**GOAL**
Pull every line containing "cuando" out of the material below.

**RECORDS SHOWN**
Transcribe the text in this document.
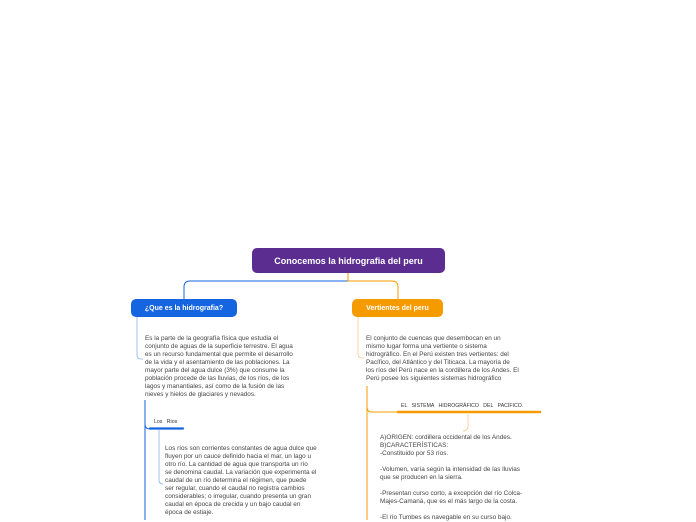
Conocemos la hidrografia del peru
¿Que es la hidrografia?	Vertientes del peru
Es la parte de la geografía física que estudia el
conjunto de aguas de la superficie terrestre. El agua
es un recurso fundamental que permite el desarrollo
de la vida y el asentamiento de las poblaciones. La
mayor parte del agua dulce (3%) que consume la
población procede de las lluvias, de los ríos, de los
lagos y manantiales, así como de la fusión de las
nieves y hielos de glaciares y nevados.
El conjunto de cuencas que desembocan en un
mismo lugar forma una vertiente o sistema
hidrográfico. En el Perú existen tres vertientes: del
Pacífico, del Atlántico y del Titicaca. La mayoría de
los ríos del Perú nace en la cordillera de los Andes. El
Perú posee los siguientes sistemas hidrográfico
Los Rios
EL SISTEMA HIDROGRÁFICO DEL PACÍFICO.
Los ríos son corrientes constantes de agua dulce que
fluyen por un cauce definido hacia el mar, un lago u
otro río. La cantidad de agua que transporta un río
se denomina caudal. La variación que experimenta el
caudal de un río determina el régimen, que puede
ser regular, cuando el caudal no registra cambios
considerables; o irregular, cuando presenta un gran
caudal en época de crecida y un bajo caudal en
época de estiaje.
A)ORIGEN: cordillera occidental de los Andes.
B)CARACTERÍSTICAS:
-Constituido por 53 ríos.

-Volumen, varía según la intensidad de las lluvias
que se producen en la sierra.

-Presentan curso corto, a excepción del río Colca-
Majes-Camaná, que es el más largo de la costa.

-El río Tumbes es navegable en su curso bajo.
---
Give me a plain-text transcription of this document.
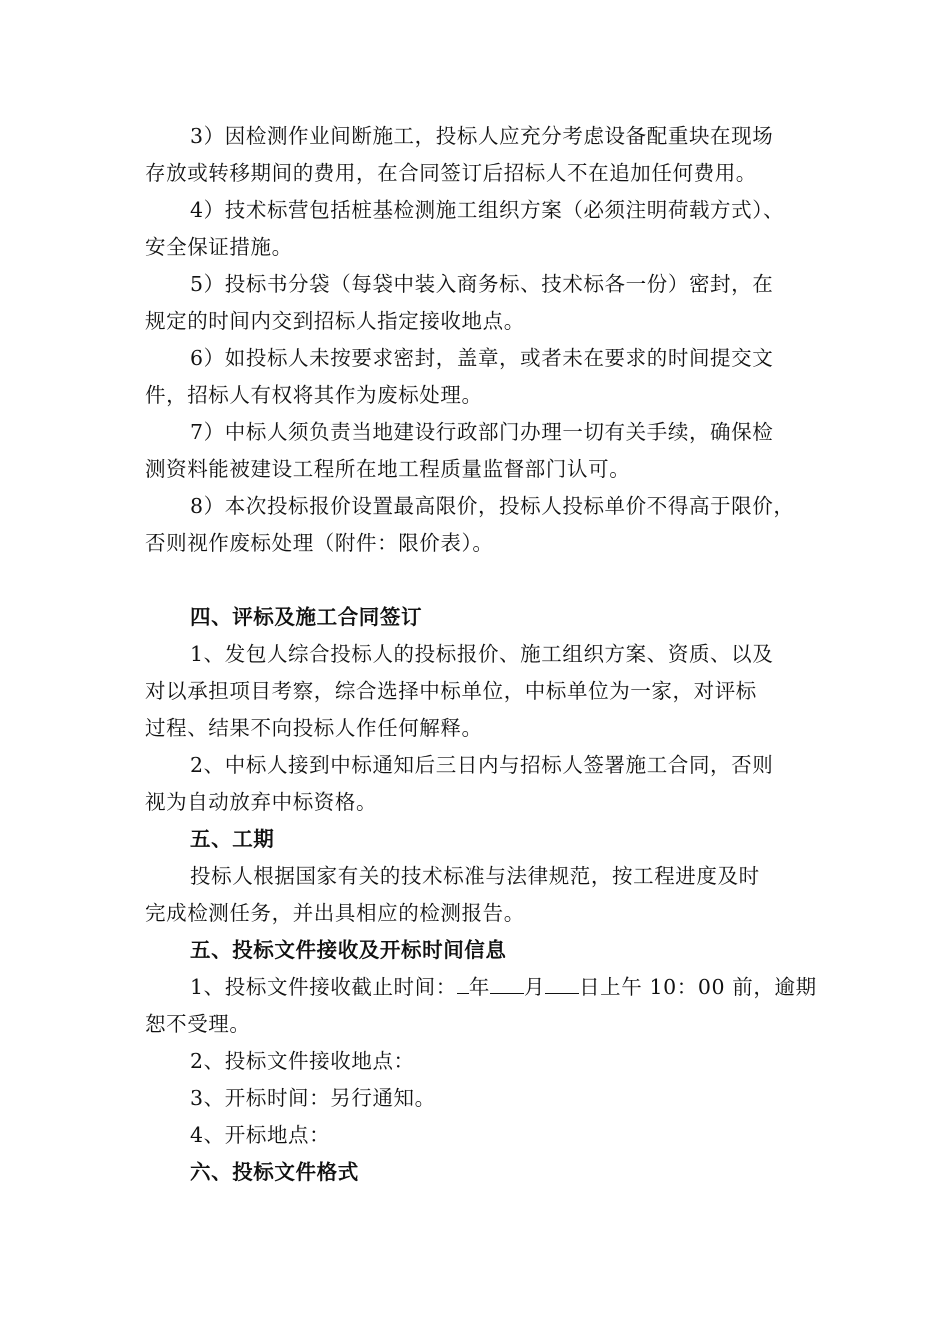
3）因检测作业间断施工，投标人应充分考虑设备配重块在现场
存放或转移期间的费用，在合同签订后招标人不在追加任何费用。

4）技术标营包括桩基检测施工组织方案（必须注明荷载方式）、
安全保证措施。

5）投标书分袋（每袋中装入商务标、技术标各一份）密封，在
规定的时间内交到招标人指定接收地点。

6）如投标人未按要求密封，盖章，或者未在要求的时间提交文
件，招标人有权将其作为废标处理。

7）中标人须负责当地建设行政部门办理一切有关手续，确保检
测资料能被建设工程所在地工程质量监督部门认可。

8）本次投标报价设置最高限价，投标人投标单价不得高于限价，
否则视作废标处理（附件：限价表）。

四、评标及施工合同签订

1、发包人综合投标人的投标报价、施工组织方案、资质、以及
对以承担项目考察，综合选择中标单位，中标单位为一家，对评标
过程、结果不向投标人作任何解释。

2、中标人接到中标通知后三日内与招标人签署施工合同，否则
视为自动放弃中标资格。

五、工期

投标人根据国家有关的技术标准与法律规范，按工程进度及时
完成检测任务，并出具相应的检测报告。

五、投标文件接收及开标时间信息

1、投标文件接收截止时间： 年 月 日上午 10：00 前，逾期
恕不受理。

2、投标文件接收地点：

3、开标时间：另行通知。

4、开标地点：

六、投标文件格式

**REPLY**
ser regular, cuando el caudal no registra cambios
considerables; o irregular, cuando presenta un gran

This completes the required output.